## STATED PROBLEM
Report the total number of lines that include the string "Random", without any other text.

(Stored entries)

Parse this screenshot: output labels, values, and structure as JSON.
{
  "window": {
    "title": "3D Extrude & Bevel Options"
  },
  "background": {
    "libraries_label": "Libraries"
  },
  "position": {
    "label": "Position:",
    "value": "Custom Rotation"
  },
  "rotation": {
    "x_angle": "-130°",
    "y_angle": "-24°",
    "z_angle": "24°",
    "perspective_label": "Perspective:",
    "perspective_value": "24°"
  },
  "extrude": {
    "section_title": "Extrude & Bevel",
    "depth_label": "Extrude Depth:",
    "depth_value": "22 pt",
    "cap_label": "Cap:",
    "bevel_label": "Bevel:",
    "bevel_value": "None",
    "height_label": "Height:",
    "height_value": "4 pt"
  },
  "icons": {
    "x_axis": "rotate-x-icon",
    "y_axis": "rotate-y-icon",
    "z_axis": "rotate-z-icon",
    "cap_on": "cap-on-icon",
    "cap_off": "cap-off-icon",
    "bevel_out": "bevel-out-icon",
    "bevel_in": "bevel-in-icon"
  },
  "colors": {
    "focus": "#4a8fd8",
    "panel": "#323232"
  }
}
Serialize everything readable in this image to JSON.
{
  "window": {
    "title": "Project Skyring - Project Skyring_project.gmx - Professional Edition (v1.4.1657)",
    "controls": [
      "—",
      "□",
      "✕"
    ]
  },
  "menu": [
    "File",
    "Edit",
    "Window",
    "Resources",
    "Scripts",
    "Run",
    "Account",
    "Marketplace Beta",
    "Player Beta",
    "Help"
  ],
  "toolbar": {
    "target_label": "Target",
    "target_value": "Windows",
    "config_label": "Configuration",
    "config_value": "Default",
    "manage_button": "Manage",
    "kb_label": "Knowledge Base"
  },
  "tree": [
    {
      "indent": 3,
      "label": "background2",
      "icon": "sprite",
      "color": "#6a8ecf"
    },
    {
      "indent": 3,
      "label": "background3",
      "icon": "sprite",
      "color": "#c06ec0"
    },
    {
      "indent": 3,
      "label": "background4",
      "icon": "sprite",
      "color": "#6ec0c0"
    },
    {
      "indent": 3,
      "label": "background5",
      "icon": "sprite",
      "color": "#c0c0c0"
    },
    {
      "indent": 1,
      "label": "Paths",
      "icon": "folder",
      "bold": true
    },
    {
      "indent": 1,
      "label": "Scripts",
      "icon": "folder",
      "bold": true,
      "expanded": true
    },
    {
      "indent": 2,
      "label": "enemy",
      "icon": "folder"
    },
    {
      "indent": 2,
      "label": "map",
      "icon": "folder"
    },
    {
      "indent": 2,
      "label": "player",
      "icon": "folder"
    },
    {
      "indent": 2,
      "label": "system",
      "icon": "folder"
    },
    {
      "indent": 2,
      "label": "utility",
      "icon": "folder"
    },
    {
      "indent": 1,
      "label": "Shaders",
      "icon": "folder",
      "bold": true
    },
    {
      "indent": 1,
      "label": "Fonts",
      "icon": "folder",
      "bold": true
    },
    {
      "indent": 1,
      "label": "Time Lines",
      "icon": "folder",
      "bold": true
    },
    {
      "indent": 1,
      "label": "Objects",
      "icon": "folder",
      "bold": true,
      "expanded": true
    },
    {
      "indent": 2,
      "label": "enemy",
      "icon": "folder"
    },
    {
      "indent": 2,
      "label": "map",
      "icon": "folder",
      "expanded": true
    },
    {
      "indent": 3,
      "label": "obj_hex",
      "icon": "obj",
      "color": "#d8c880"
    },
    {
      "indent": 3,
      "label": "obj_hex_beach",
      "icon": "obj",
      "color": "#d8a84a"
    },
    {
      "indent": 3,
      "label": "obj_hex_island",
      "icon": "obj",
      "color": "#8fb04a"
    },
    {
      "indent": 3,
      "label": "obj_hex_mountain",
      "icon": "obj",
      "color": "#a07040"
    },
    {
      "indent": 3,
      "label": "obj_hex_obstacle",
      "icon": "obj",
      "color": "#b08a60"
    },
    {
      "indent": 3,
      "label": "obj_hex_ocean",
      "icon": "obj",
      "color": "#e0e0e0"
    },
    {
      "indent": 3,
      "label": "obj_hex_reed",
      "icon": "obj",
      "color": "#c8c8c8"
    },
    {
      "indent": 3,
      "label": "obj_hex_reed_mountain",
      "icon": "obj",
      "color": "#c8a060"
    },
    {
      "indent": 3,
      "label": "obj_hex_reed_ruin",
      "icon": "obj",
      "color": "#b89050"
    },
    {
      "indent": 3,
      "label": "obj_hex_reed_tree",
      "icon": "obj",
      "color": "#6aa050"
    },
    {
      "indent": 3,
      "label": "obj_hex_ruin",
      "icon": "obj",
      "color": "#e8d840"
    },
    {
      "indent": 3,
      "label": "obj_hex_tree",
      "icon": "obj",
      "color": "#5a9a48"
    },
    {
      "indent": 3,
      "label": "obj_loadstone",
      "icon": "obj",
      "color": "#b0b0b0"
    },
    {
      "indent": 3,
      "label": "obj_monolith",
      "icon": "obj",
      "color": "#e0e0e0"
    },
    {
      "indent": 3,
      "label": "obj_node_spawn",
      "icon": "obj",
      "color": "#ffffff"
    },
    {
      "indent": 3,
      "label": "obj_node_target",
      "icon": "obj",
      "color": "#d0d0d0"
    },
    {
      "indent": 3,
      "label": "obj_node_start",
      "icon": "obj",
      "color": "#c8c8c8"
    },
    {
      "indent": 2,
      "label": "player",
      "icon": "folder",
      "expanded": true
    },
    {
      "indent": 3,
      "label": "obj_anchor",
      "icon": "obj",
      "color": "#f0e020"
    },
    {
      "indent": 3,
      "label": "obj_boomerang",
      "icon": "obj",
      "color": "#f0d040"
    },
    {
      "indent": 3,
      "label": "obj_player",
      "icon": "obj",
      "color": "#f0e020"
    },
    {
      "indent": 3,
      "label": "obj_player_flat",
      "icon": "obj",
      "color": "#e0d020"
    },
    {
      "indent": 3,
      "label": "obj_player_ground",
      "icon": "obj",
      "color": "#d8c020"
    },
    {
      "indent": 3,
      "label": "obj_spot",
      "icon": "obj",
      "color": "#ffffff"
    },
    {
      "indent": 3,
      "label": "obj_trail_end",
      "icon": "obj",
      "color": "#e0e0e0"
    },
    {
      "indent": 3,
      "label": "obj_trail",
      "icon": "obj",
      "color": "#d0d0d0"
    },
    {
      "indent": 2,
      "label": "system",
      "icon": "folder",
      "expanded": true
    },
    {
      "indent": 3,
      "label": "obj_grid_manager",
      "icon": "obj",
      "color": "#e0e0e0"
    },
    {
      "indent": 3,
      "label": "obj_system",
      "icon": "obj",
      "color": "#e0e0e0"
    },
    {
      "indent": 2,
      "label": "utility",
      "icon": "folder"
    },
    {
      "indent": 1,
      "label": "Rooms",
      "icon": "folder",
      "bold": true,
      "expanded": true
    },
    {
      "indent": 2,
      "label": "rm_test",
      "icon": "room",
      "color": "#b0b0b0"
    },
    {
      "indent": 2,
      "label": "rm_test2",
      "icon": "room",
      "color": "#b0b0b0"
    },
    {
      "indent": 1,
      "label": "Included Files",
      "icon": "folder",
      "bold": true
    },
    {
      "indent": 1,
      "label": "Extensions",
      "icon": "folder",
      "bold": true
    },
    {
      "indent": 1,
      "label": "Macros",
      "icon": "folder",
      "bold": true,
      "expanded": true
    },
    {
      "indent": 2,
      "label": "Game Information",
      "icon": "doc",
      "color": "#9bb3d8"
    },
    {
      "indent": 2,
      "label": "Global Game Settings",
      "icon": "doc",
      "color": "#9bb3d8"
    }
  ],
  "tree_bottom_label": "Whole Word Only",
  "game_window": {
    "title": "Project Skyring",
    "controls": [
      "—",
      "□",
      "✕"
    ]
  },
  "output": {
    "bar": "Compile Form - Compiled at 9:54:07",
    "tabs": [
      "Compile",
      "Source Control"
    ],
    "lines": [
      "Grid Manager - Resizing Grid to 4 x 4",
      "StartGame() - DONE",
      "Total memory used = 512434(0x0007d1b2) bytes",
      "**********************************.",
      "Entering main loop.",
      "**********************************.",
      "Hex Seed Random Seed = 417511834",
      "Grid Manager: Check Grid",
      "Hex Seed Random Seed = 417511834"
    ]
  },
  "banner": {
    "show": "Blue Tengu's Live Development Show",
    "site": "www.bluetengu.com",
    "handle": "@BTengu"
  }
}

## SOLUTION TO THE EXERCISE
2